■ Stated goal ■
Output all of the records exactly as written.

- - - - - - -

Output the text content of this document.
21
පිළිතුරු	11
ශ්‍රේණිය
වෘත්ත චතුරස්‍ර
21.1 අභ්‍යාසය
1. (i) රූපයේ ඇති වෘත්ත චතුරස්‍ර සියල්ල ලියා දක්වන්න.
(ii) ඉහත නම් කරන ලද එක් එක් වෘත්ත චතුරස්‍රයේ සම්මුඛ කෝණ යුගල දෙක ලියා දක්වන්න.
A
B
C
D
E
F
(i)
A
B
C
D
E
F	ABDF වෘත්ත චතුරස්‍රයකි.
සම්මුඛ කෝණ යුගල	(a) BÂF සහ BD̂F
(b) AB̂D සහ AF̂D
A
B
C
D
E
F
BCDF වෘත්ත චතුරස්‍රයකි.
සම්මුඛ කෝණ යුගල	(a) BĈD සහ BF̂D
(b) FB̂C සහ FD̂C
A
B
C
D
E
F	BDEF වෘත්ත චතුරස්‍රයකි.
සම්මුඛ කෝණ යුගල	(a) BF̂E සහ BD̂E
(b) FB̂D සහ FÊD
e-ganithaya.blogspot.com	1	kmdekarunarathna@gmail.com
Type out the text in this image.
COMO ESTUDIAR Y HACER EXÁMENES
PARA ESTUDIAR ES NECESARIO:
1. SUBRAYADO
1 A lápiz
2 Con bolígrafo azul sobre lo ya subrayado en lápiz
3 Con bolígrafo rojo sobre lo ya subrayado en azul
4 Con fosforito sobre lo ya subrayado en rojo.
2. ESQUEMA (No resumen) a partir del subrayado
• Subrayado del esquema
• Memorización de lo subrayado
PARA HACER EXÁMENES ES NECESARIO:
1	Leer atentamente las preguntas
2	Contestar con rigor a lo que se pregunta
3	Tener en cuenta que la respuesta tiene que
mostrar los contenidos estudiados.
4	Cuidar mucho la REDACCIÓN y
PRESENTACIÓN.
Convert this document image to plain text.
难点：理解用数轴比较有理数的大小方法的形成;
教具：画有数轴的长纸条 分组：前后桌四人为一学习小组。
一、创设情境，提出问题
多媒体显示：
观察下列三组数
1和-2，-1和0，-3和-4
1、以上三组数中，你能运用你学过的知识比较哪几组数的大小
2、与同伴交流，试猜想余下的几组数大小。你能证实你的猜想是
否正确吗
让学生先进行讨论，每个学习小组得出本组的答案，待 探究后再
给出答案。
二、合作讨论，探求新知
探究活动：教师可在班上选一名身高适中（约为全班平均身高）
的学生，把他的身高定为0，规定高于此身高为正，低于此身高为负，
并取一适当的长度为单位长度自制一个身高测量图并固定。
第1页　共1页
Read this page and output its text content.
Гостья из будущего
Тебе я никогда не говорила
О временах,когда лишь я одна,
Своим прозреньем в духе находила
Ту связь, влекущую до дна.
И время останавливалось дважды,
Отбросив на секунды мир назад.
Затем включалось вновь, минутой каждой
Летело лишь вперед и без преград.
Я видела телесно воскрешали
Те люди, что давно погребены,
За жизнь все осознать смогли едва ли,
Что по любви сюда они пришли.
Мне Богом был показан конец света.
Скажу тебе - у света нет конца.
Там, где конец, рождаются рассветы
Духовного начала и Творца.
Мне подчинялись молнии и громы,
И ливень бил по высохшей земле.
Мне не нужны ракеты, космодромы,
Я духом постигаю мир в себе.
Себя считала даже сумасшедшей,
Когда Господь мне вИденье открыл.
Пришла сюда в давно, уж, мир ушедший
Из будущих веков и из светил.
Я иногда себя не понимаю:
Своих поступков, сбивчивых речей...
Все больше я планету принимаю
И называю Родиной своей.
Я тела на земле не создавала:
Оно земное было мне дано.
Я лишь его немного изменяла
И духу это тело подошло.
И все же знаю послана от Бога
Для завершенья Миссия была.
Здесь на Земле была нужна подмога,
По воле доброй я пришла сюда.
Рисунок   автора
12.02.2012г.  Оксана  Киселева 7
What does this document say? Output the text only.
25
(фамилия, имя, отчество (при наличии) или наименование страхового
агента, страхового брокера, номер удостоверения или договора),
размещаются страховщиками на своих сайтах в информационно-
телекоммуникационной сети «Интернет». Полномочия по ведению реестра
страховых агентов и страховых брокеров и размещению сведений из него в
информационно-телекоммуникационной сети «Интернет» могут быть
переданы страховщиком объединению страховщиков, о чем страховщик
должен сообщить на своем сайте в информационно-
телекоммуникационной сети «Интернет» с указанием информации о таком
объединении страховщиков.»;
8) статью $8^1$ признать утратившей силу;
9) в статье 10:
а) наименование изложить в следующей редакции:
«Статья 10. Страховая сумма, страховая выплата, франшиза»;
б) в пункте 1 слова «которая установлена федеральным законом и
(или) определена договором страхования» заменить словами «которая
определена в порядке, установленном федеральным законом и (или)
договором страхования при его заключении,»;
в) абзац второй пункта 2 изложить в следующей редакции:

- - - - - - -

■ Written response ■
Output the text content of this document.
21
පිළිතුරු	11
ශ්‍රේණිය
වෘත්ත චතුරස්‍ර
21.1 අභ්‍යාසය
1. (i) රූපයේ ඇති වෘත්ත චතුරස්‍ර සියල්ල ලියා දක්වන්න.
(ii) ඉහත නම් කරන ලද එක් එක් වෘත්ත චතුරස්‍රයේ සම්මුඛ කෝණ යුගල දෙක ලියා දක්වන්න.
A
B
C
D
E
F
(i)
A
B
C
D
E
F	ABDF වෘත්ත චතුරස්‍රයකි.
සම්මුඛ කෝණ යුගල	(a) BÂF සහ BD̂F
(b) AB̂D සහ AF̂D
A
B
C
D
E
F
BCDF වෘත්ත චතුරස්‍රයකි.
සම්මුඛ කෝණ යුගල	(a) BĈD සහ BF̂D
(b) FB̂C සහ FD̂C
A
B
C
D
E
F	BDEF වෘත්ත චතුරස්‍රයකි.
සම්මුඛ කෝණ යුගල	(a) BF̂E සහ BD̂E
(b) FB̂D සහ FÊD
e-ganithaya.blogspot.com	1	kmdekarunarathna@gmail.com
Type out the text in this image.
COMO ESTUDIAR Y HACER EXÁMENES
PARA ESTUDIAR ES NECESARIO:
1. SUBRAYADO
1 A lápiz
2 Con bolígrafo azul sobre lo ya subrayado en lápiz
3 Con bolígrafo rojo sobre lo ya subrayado en azul
4 Con fosforito sobre lo ya subrayado en rojo.
2. ESQUEMA (No resumen) a partir del subrayado
• Subrayado del esquema
• Memorización de lo subrayado
PARA HACER EXÁMENES ES NECESARIO:
1	Leer atentamente las preguntas
2	Contestar con rigor a lo que se pregunta
3	Tener en cuenta que la respuesta tiene que
mostrar los contenidos estudiados.
4	Cuidar mucho la REDACCIÓN y
PRESENTACIÓN.
Convert this document image to plain text.
难点：理解用数轴比较有理数的大小方法的形成;
教具：画有数轴的长纸条 分组：前后桌四人为一学习小组。
一、创设情境，提出问题
多媒体显示：
观察下列三组数
1和-2，-1和0，-3和-4
1、以上三组数中，你能运用你学过的知识比较哪几组数的大小
2、与同伴交流，试猜想余下的几组数大小。你能证实你的猜想是
否正确吗
让学生先进行讨论，每个学习小组得出本组的答案，待 探究后再
给出答案。
二、合作讨论，探求新知
探究活动：教师可在班上选一名身高适中（约为全班平均身高）
的学生，把他的身高定为0，规定高于此身高为正，低于此身高为负，
并取一适当的长度为单位长度自制一个身高测量图并固定。
第1页　共1页
Read this page and output its text content.
Гостья из будущего
Тебе я никогда не говорила
О временах,когда лишь я одна,
Своим прозреньем в духе находила
Ту связь, влекущую до дна.
И время останавливалось дважды,
Отбросив на секунды мир назад.
Затем включалось вновь, минутой каждой
Летело лишь вперед и без преград.
Я видела телесно воскрешали
Те люди, что давно погребены,
За жизнь все осознать смогли едва ли,
Что по любви сюда они пришли.
Мне Богом был показан конец света.
Скажу тебе - у света нет конца.
Там, где конец, рождаются рассветы
Духовного начала и Творца.
Мне подчинялись молнии и громы,
И ливень бил по высохшей земле.
Мне не нужны ракеты, космодромы,
Я духом постигаю мир в себе.
Себя считала даже сумасшедшей,
Когда Господь мне вИденье открыл.
Пришла сюда в давно, уж, мир ушедший
Из будущих веков и из светил.
Я иногда себя не понимаю:
Своих поступков, сбивчивых речей...
Все больше я планету принимаю
И называю Родиной своей.
Я тела на земле не создавала:
Оно земное было мне дано.
Я лишь его немного изменяла
И духу это тело подошло.
И все же знаю послана от Бога
Для завершенья Миссия была.
Здесь на Земле была нужна подмога,
По воле доброй я пришла сюда.
Рисунок   автора
12.02.2012г.  Оксана  Киселева 7
What does this document say? Output the text only.
25
(фамилия, имя, отчество (при наличии) или наименование страхового
агента, страхового брокера, номер удостоверения или договора),
размещаются страховщиками на своих сайтах в информационно-
телекоммуникационной сети «Интернет». Полномочия по ведению реестра
страховых агентов и страховых брокеров и размещению сведений из него в
информационно-телекоммуникационной сети «Интернет» могут быть
переданы страховщиком объединению страховщиков, о чем страховщик
должен сообщить на своем сайте в информационно-
телекоммуникационной сети «Интернет» с указанием информации о таком
объединении страховщиков.»;
8) статью $8^1$ признать утратившей силу;
9) в статье 10:
а) наименование изложить в следующей редакции:
«Статья 10. Страховая сумма, страховая выплата, франшиза»;
б) в пункте 1 слова «которая установлена федеральным законом и
(или) определена договором страхования» заменить словами «которая
определена в порядке, установленном федеральным законом и (или)
договором страхования при его заключении,»;
в) абзац второй пункта 2 изложить в следующей редакции:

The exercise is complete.